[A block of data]
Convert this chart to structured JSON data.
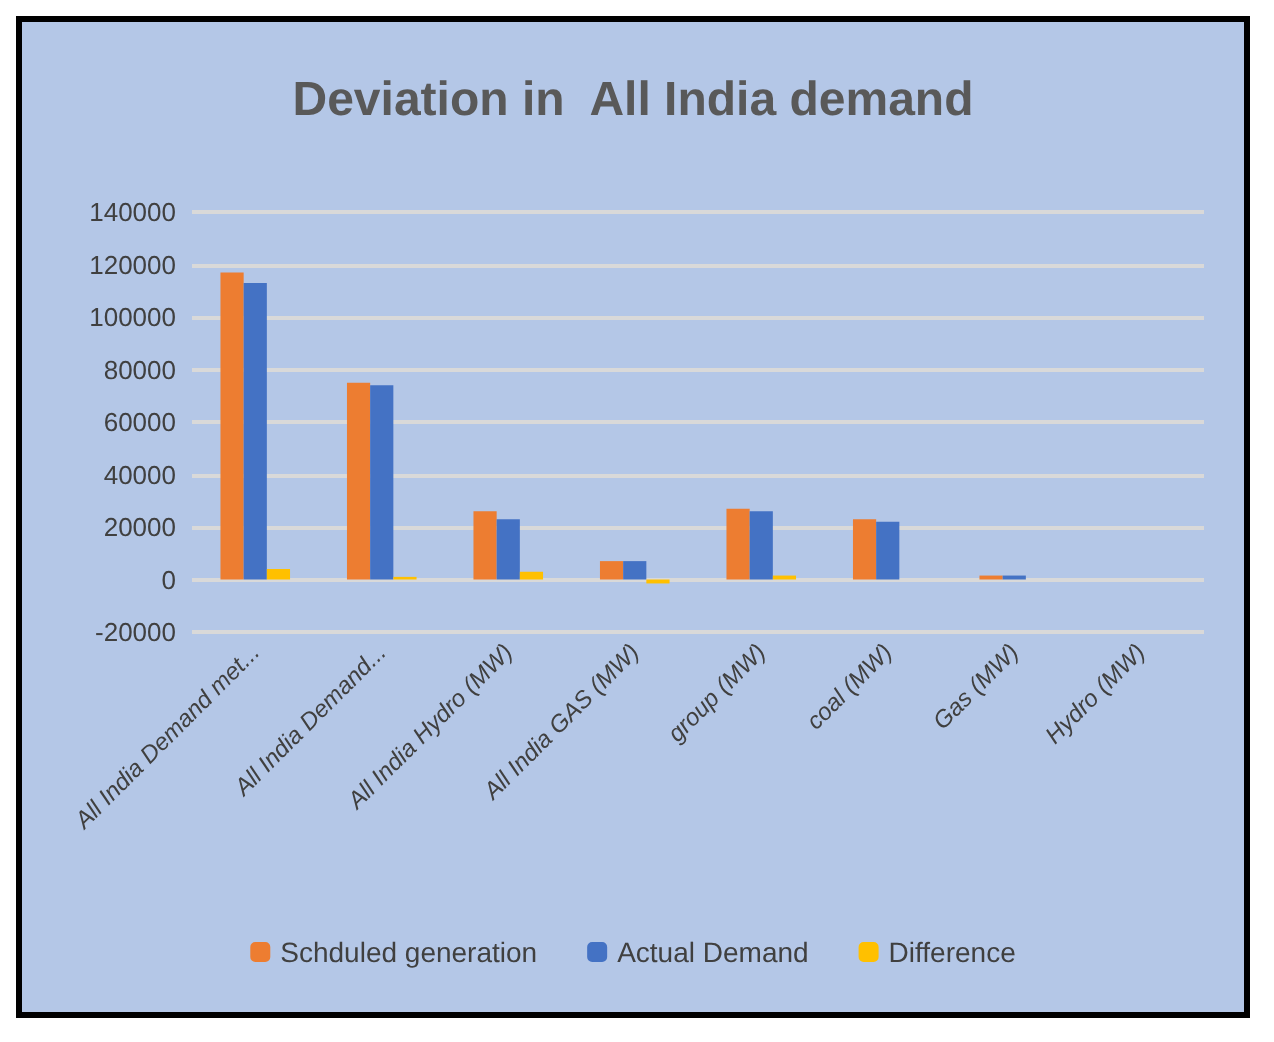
{
  "chart_data": {
    "type": "bar",
    "title": "Deviation in  All India demand",
    "categories": [
      "All India Demand met...",
      "All India Demand...",
      "All India Hydro (MW)",
      "All India GAS (MW)",
      "group (MW)",
      "coal (MW)",
      "Gas (MW)",
      "Hydro (MW)"
    ],
    "series": [
      {
        "name": "Schduled generation",
        "color": "#ed7d31",
        "values": [
          117000,
          75000,
          26000,
          7000,
          27000,
          23000,
          1500,
          0
        ]
      },
      {
        "name": "Actual Demand",
        "color": "#4472c4",
        "values": [
          113000,
          74000,
          23000,
          7000,
          26000,
          22000,
          1500,
          0
        ]
      },
      {
        "name": "Difference",
        "color": "#ffc000",
        "values": [
          4000,
          1000,
          3000,
          -1500,
          1500,
          0,
          0,
          0
        ]
      }
    ],
    "ylim": [
      -20000,
      140000
    ],
    "yticks": [
      -20000,
      0,
      20000,
      40000,
      60000,
      80000,
      100000,
      120000,
      140000
    ],
    "grid": "y",
    "legend": "bottom"
  }
}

REQUIRED TASK = Reproduce the material above verbatim; omit every picture.

RESPONSE TO THIS TASK =
Convert this chart to structured JSON data.
{
  "chart_data": {
    "type": "bar",
    "title": "Deviation in  All India demand",
    "categories": [
      "All India Demand met...",
      "All India Demand...",
      "All India Hydro (MW)",
      "All India GAS (MW)",
      "group (MW)",
      "coal (MW)",
      "Gas (MW)",
      "Hydro (MW)"
    ],
    "series": [
      {
        "name": "Schduled generation",
        "color": "#ed7d31",
        "values": [
          117000,
          75000,
          26000,
          7000,
          27000,
          23000,
          1500,
          0
        ]
      },
      {
        "name": "Actual Demand",
        "color": "#4472c4",
        "values": [
          113000,
          74000,
          23000,
          7000,
          26000,
          22000,
          1500,
          0
        ]
      },
      {
        "name": "Difference",
        "color": "#ffc000",
        "values": [
          4000,
          1000,
          3000,
          -1500,
          1500,
          0,
          0,
          0
        ]
      }
    ],
    "ylim": [
      -20000,
      140000
    ],
    "yticks": [
      -20000,
      0,
      20000,
      40000,
      60000,
      80000,
      100000,
      120000,
      140000
    ],
    "grid": "y",
    "legend": "bottom"
  }
}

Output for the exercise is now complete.